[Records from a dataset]
########

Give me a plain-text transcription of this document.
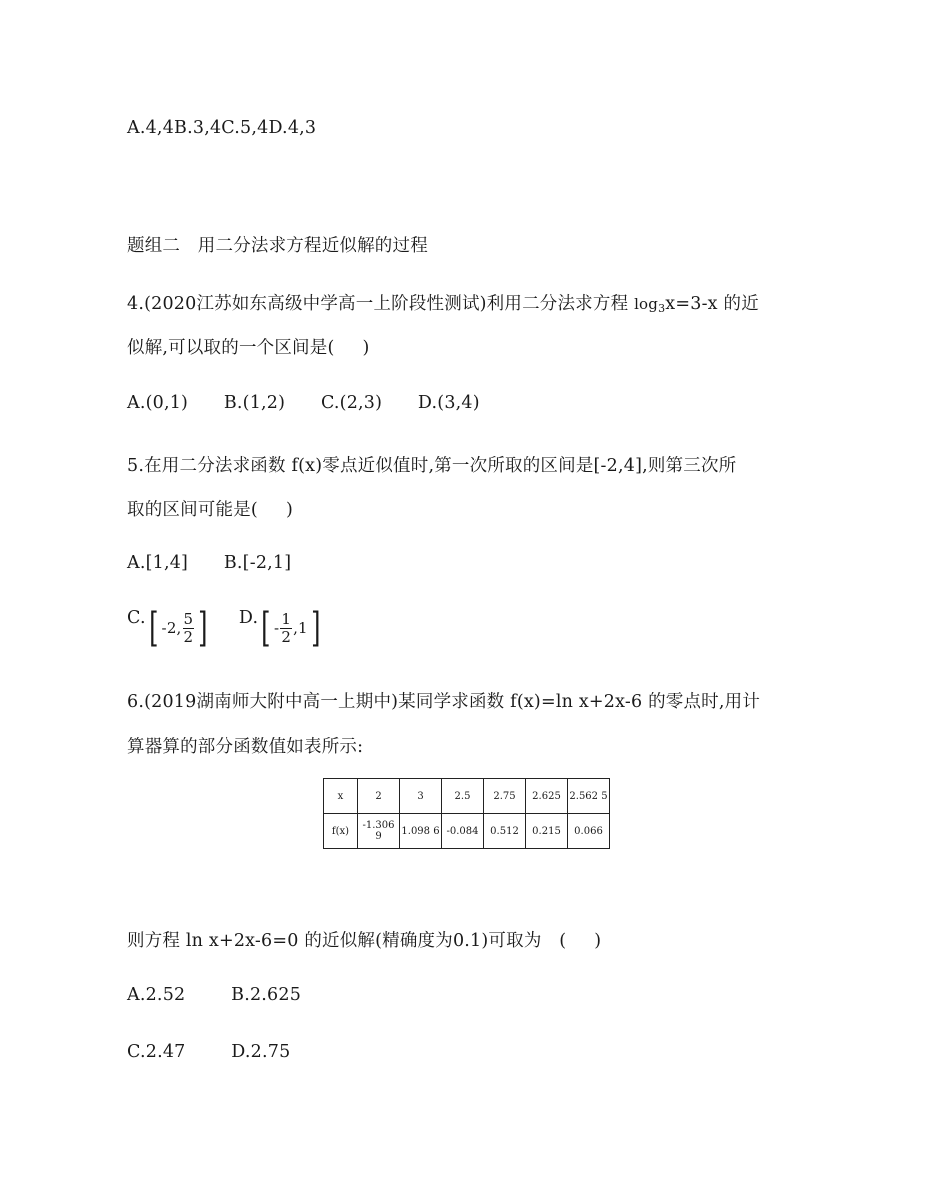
A.4,4B.3,4C.5,4D.4,3
题组二　用二分法求方程近似解的过程
4.(2020江苏如东高级中学高一上阶段性测试)利用二分法求方程 log3x=3-x 的近
似解,可以取的一个区间是( )
A.(0,1) B.(1,2) C.(2,3) D.(3,4)
5.在用二分法求函数 f(x)零点近似值时,第一次所取的区间是[-2,4],则第三次所
取的区间可能是( )
A.[1,4] B.[-2,1]
C. [ -2, $\frac{5}{2}$ ]
D. [ - $\frac{1}{2} ,1$ ]
6.(2019湖南师大附中高一上期中)某同学求函数 f(x)=ln x+2x-6 的零点时,用计
算器算的部分函数值如表所示:
x	2	3	2.5	2.75	2.625	2.562 5
f(x)	-1.306 9	1.098 6	-0.084	0.512	0.215	0.066
则方程 ln x+2x-6=0 的近似解(精确度为0.1)可取为　( )
A.2.52	B.2.625
C.2.47	D.2.75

########

» Problem requirements:
Output the full set of records above without changing a word, and drop the images.

» Output of the task:
Give me a plain-text transcription of this document.
A.4,4B.3,4C.5,4D.4,3
题组二　用二分法求方程近似解的过程
4.(2020江苏如东高级中学高一上阶段性测试)利用二分法求方程 log3x=3-x 的近
似解,可以取的一个区间是( )
A.(0,1) B.(1,2) C.(2,3) D.(3,4)
5.在用二分法求函数 f(x)零点近似值时,第一次所取的区间是[-2,4],则第三次所
取的区间可能是( )
A.[1,4] B.[-2,1]
C. [ -2, $\frac{5}{2}$ ]
D. [ - $\frac{1}{2} ,1$ ]
6.(2019湖南师大附中高一上期中)某同学求函数 f(x)=ln x+2x-6 的零点时,用计
算器算的部分函数值如表所示:
x	2	3	2.5	2.75	2.625	2.562 5
f(x)	-1.306 9	1.098 6	-0.084	0.512	0.215	0.066
则方程 ln x+2x-6=0 的近似解(精确度为0.1)可取为　( )
A.2.52	B.2.625
C.2.47	D.2.75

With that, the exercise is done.